*LISTING*.

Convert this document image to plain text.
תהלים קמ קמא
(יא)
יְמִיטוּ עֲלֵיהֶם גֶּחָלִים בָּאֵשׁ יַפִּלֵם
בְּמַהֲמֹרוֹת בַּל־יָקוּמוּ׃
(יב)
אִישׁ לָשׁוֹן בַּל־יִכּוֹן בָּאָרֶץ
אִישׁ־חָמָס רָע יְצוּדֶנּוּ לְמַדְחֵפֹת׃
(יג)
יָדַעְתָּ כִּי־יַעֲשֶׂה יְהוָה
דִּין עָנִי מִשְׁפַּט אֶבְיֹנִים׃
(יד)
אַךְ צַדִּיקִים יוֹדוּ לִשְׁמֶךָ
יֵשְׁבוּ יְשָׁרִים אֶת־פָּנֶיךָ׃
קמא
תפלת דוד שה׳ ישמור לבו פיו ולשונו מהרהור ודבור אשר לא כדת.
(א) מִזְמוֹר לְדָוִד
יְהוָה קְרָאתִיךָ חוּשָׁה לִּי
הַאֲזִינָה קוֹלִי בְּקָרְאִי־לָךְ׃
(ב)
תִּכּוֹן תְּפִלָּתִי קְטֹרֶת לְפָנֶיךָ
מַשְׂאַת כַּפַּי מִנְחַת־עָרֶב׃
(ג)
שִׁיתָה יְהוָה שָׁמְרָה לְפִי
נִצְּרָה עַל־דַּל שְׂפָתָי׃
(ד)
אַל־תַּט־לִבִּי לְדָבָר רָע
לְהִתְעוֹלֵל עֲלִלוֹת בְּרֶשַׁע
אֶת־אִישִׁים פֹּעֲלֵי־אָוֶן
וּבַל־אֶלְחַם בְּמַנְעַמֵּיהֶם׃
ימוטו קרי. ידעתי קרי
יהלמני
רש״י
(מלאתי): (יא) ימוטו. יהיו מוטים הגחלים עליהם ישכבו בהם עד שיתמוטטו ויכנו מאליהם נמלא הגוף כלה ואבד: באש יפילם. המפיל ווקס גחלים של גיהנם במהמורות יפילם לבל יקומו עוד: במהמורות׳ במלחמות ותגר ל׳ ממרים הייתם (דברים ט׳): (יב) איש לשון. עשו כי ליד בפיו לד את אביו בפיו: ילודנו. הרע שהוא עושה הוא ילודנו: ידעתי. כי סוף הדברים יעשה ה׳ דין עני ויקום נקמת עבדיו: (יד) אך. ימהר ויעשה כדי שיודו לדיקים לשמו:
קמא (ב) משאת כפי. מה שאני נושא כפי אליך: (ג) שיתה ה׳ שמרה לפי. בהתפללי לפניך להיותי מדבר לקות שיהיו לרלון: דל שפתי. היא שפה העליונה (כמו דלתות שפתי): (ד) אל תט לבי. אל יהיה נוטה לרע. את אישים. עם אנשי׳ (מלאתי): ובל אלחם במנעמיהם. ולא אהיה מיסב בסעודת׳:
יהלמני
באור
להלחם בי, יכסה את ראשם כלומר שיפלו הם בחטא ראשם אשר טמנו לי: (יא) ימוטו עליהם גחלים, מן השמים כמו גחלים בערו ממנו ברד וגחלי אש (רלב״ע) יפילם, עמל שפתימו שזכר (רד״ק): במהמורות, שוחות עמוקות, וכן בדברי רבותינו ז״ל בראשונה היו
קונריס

*PROBLEM REQUIREMENTS*.
Make an exact copy of the material above.

*WRITTEN RESPONSE*.
Convert this document image to plain text.
תהלים קמ קמא
(יא)
יְמִיטוּ עֲלֵיהֶם גֶּחָלִים בָּאֵשׁ יַפִּלֵם
בְּמַהֲמֹרוֹת בַּל־יָקוּמוּ׃
(יב)
אִישׁ לָשׁוֹן בַּל־יִכּוֹן בָּאָרֶץ
אִישׁ־חָמָס רָע יְצוּדֶנּוּ לְמַדְחֵפֹת׃
(יג)
יָדַעְתָּ כִּי־יַעֲשֶׂה יְהוָה
דִּין עָנִי מִשְׁפַּט אֶבְיֹנִים׃
(יד)
אַךְ צַדִּיקִים יוֹדוּ לִשְׁמֶךָ
יֵשְׁבוּ יְשָׁרִים אֶת־פָּנֶיךָ׃
קמא
תפלת דוד שה׳ ישמור לבו פיו ולשונו מהרהור ודבור אשר לא כדת.
(א) מִזְמוֹר לְדָוִד
יְהוָה קְרָאתִיךָ חוּשָׁה לִּי
הַאֲזִינָה קוֹלִי בְּקָרְאִי־לָךְ׃
(ב)
תִּכּוֹן תְּפִלָּתִי קְטֹרֶת לְפָנֶיךָ
מַשְׂאַת כַּפַּי מִנְחַת־עָרֶב׃
(ג)
שִׁיתָה יְהוָה שָׁמְרָה לְפִי
נִצְּרָה עַל־דַּל שְׂפָתָי׃
(ד)
אַל־תַּט־לִבִּי לְדָבָר רָע
לְהִתְעוֹלֵל עֲלִלוֹת בְּרֶשַׁע
אֶת־אִישִׁים פֹּעֲלֵי־אָוֶן
וּבַל־אֶלְחַם בְּמַנְעַמֵּיהֶם׃
ימוטו קרי. ידעתי קרי
יהלמני
רש״י
(מלאתי): (יא) ימוטו. יהיו מוטים הגחלים עליהם ישכבו בהם עד שיתמוטטו ויכנו מאליהם נמלא הגוף כלה ואבד: באש יפילם. המפיל ווקס גחלים של גיהנם במהמורות יפילם לבל יקומו עוד: במהמורות׳ במלחמות ותגר ל׳ ממרים הייתם (דברים ט׳): (יב) איש לשון. עשו כי ליד בפיו לד את אביו בפיו: ילודנו. הרע שהוא עושה הוא ילודנו: ידעתי. כי סוף הדברים יעשה ה׳ דין עני ויקום נקמת עבדיו: (יד) אך. ימהר ויעשה כדי שיודו לדיקים לשמו:
קמא (ב) משאת כפי. מה שאני נושא כפי אליך: (ג) שיתה ה׳ שמרה לפי. בהתפללי לפניך להיותי מדבר לקות שיהיו לרלון: דל שפתי. היא שפה העליונה (כמו דלתות שפתי): (ד) אל תט לבי. אל יהיה נוטה לרע. את אישים. עם אנשי׳ (מלאתי): ובל אלחם במנעמיהם. ולא אהיה מיסב בסעודת׳:
יהלמני
באור
להלחם בי, יכסה את ראשם כלומר שיפלו הם בחטא ראשם אשר טמנו לי: (יא) ימוטו עליהם גחלים, מן השמים כמו גחלים בערו ממנו ברד וגחלי אש (רלב״ע) יפילם, עמל שפתימו שזכר (רד״ק): במהמורות, שוחות עמוקות, וכן בדברי רבותינו ז״ל בראשונה היו
קונריס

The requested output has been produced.